### SUPPLIED MATERIAL
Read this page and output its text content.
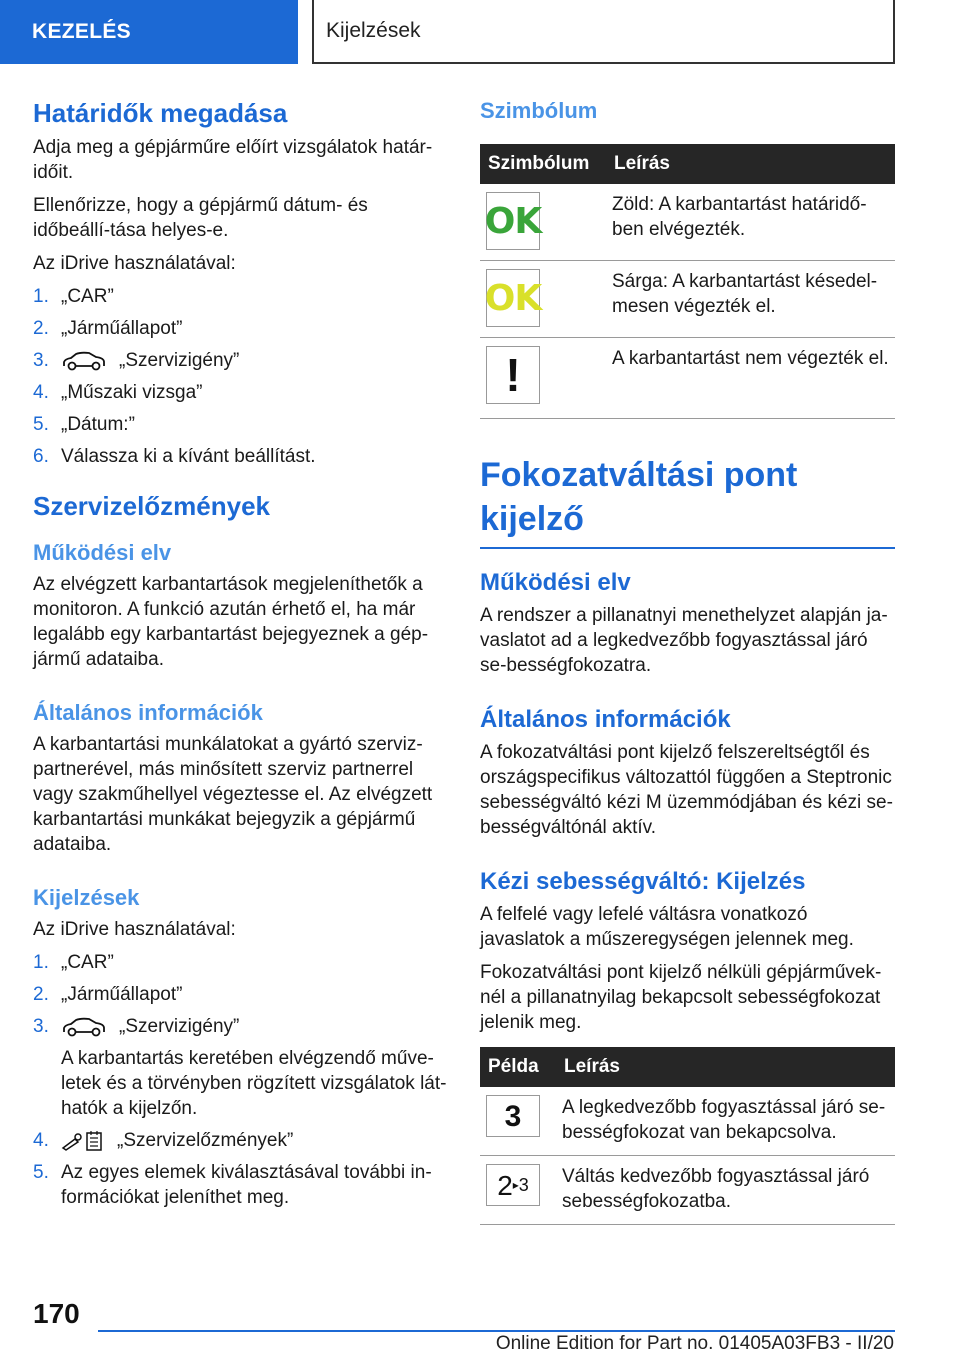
KEZELÉS	Kijelzések
Határidők megadása

Adja meg a gépjárműre előírt vizsgálatok határ-időit.

Ellenőrizze, hogy a gépjármű dátum- és időbeállí-tása helyes-e.

Az iDrive használatával:

1. „CAR”
2. „Járműállapot”
3.	„Szervizigény”
4. „Műszaki vizsga”
5. „Dátum:”
6. Válassza ki a kívánt beállítást.
Szervizelőzmények
Működési elv

Az elvégzett karbantartások megjeleníthetők a monitoron. A funkció azután érhető el, ha már legalább egy karbantartást bejegyeznek a gép-jármű adataiba.

Általános információk

A karbantartási munkálatokat a gyártó szerviz-partnerével, más minősített szerviz partnerrel vagy szakműhellyel végeztesse el. Az elvégzett karbantartási munkákat bejegyzik a gépjármű adataiba.

Kijelzések

Az iDrive használatával:

1. „CAR”
2. „Járműállapot”
3.	„Szervizigény”
A karbantartás keretében elvégzendő műve-letek és a törvényben rögzített vizsgálatok lát-hatók a kijelzőn.
4.	„Szervizelőzmények”
5. Az egyes elemek kiválasztásával további in-formációkat jeleníthet meg.
Szimbólum
Szimbólum	Leírás

OK	Zöld: A karbantartást határidő-ben elvégezték.

OK	Sárga: A karbantartást késedel-mesen végezték el.

!	A karbantartást nem végezték el.
Fokozatváltási pont kijelző
Működési elv

A rendszer a pillanatnyi menethelyzet alapján ja-vaslatot ad a legkedvezőbb fogyasztással járó se-bességfokozatra.

Általános információk

A fokozatváltási pont kijelző felszereltségtől és országspecifikus változattól függően a Steptronic sebességváltó kézi M üzemmódjában és kézi se-bességváltónál aktív.

Kézi sebességváltó: Kijelzés

A felfelé vagy lefelé váltásra vonatkozó javaslatok a műszeregységen jelennek meg.

Fokozatváltási pont kijelző nélküli gépjárművek-nél a pillanatnyilag bekapcsolt sebességfokozat jelenik meg.

Példa	Leírás

3	A legkedvezőbb fogyasztással járó se-bességfokozat van bekapcsolva.

2 ▸ 3	Váltás kedvezőbb fogyasztással járó sebességfokozatba.
170
Online Edition for Part no. 01405A03FB3 - II/20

### TASK OBJECTIVE
Copy all lines from the material that include "adataiba".

### FINAL ANSWER
Az elvégzett karbantartások megjeleníthetők a monitoron. A funkció azután érhető el, ha már legalább egy karbantartást bejegyeznek a gép-jármű adataiba.
A karbantartási munkálatokat a gyártó szerviz-partnerével, más minősített szerviz partnerrel vagy szakműhellyel végeztesse el. Az elvégzett karbantartási munkákat bejegyzik a gépjármű adataiba.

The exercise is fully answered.